Collected data entries:
# # #

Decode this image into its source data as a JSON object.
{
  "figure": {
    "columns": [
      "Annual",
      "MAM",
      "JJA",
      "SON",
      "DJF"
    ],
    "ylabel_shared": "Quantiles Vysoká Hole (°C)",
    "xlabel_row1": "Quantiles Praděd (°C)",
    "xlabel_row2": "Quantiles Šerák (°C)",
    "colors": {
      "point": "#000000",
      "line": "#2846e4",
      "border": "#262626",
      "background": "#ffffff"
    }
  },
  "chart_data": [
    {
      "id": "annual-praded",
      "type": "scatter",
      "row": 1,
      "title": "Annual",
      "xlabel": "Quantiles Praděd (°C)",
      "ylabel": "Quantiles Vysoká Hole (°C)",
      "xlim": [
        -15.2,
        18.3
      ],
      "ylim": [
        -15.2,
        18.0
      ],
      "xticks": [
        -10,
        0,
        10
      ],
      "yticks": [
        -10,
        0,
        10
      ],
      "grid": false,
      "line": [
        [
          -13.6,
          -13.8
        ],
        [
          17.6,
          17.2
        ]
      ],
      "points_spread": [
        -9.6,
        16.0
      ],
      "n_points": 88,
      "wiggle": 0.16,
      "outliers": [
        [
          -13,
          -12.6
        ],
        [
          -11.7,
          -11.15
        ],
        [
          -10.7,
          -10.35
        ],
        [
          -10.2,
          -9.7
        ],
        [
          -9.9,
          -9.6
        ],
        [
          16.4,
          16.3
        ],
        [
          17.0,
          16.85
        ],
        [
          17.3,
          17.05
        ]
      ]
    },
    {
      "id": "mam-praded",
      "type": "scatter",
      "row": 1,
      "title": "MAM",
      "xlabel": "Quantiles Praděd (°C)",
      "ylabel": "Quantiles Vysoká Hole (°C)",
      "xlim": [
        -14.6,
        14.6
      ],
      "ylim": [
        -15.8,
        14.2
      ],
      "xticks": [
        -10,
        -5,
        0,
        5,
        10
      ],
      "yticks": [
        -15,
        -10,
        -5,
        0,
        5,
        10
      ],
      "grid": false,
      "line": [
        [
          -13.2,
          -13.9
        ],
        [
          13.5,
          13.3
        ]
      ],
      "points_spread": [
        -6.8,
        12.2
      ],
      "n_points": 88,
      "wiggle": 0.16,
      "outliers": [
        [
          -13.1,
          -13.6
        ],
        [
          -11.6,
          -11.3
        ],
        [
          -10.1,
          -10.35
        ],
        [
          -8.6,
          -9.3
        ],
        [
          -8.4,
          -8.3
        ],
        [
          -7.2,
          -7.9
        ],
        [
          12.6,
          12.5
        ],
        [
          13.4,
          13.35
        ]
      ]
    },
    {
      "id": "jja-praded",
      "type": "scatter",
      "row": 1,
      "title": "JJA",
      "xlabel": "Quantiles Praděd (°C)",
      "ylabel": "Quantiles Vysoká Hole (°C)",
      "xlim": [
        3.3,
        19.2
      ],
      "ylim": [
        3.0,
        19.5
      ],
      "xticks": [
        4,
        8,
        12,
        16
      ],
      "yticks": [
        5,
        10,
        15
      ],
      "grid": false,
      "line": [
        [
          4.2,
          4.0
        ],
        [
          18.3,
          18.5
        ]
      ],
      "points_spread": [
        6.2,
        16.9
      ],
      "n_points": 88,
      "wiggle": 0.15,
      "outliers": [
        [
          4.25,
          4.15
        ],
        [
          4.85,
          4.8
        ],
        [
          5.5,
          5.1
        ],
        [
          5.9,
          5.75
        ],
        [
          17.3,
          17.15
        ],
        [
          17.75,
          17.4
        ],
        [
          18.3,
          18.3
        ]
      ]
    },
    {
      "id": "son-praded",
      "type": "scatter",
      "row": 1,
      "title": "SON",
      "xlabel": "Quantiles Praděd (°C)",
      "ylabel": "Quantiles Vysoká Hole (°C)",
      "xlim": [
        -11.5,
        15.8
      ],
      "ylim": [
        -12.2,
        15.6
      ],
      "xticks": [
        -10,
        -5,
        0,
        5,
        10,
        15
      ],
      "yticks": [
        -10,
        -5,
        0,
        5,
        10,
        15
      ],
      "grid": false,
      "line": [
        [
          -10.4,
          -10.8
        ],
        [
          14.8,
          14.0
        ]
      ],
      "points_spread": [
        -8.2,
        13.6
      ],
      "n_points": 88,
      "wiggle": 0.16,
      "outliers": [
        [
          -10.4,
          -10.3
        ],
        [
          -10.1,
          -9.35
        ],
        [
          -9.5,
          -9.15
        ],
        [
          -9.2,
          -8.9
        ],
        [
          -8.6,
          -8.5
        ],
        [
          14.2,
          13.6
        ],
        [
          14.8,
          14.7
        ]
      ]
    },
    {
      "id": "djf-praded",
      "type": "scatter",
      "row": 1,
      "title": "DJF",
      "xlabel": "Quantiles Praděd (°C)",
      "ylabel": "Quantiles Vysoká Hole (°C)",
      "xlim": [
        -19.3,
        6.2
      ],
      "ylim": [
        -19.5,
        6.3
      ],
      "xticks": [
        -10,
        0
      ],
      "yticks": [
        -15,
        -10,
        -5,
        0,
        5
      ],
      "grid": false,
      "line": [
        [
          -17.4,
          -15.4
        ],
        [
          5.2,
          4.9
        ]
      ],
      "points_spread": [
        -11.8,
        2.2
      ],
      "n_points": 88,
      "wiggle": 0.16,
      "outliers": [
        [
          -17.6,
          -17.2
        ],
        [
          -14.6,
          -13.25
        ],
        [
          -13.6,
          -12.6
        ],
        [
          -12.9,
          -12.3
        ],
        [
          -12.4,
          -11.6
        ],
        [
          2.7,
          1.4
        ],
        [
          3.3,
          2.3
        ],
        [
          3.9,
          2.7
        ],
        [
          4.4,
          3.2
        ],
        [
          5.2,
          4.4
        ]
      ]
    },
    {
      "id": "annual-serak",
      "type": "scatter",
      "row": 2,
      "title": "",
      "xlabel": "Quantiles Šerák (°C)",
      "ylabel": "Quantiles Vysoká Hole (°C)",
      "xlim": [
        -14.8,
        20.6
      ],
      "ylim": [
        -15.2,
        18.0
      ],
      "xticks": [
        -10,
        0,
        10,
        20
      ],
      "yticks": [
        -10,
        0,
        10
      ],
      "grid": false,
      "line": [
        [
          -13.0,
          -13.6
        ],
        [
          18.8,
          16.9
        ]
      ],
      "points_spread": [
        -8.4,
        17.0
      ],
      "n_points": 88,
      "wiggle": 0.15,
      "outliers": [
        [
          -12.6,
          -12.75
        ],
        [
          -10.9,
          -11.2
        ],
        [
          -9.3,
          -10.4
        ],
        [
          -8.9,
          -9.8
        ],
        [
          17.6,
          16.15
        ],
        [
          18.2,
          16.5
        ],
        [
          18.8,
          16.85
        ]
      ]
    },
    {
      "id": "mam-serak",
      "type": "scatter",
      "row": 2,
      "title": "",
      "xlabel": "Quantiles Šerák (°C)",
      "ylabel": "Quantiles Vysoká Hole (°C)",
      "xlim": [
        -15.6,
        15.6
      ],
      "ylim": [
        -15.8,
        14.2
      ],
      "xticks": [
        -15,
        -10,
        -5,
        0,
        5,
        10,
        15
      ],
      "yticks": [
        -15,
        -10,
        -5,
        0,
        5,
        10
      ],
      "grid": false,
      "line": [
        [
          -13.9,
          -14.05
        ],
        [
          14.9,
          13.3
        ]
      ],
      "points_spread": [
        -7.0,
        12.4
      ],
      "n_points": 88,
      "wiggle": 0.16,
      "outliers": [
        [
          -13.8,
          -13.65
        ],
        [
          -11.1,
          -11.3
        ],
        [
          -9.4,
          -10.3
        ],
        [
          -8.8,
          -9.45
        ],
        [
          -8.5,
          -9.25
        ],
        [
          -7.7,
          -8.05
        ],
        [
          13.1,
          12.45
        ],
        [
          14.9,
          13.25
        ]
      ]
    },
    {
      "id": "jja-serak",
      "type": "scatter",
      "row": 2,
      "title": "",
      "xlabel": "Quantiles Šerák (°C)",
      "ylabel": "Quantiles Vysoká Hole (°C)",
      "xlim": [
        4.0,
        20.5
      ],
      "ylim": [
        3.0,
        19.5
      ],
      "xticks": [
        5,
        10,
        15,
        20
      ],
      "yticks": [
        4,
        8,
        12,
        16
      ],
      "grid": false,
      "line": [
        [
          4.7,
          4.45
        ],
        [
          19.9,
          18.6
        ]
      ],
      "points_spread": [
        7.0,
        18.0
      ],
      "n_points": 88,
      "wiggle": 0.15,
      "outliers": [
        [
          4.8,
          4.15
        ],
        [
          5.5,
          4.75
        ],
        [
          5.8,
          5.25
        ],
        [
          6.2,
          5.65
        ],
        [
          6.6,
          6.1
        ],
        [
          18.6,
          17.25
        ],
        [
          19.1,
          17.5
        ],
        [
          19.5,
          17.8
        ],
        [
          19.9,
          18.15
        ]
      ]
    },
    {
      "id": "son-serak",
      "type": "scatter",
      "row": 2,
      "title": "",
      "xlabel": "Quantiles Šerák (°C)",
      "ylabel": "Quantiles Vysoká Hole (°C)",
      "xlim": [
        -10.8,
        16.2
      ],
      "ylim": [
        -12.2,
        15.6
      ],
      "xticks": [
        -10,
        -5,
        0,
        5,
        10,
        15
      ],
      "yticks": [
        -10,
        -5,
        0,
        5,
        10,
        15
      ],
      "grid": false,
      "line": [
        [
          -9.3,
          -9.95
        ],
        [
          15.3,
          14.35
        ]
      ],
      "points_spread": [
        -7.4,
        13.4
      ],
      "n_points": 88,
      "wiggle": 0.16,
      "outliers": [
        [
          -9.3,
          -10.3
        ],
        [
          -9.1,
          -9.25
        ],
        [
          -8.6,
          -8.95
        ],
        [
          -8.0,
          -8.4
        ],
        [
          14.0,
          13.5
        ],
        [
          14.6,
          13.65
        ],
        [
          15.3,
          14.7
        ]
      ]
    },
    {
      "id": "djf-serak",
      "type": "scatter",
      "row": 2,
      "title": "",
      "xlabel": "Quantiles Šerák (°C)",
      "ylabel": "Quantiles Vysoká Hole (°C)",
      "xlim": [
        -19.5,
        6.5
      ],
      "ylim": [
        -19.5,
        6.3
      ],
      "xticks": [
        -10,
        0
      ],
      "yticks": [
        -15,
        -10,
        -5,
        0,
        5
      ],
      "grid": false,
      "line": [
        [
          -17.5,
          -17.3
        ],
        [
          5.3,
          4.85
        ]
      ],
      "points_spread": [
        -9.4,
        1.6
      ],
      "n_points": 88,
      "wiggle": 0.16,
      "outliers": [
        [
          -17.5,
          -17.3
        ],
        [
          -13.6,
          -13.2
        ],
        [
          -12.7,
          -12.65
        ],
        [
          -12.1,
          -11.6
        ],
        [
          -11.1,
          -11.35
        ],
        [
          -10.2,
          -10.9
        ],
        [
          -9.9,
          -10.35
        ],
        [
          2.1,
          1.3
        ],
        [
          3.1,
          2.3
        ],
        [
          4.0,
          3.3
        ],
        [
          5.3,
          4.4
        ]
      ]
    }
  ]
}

# # #

Above are the records. Copy every line in them holding "serak".

      "id": "annual-serak",
      "id": "mam-serak",
      "id": "jja-serak",
      "id": "son-serak",
      "id": "djf-serak",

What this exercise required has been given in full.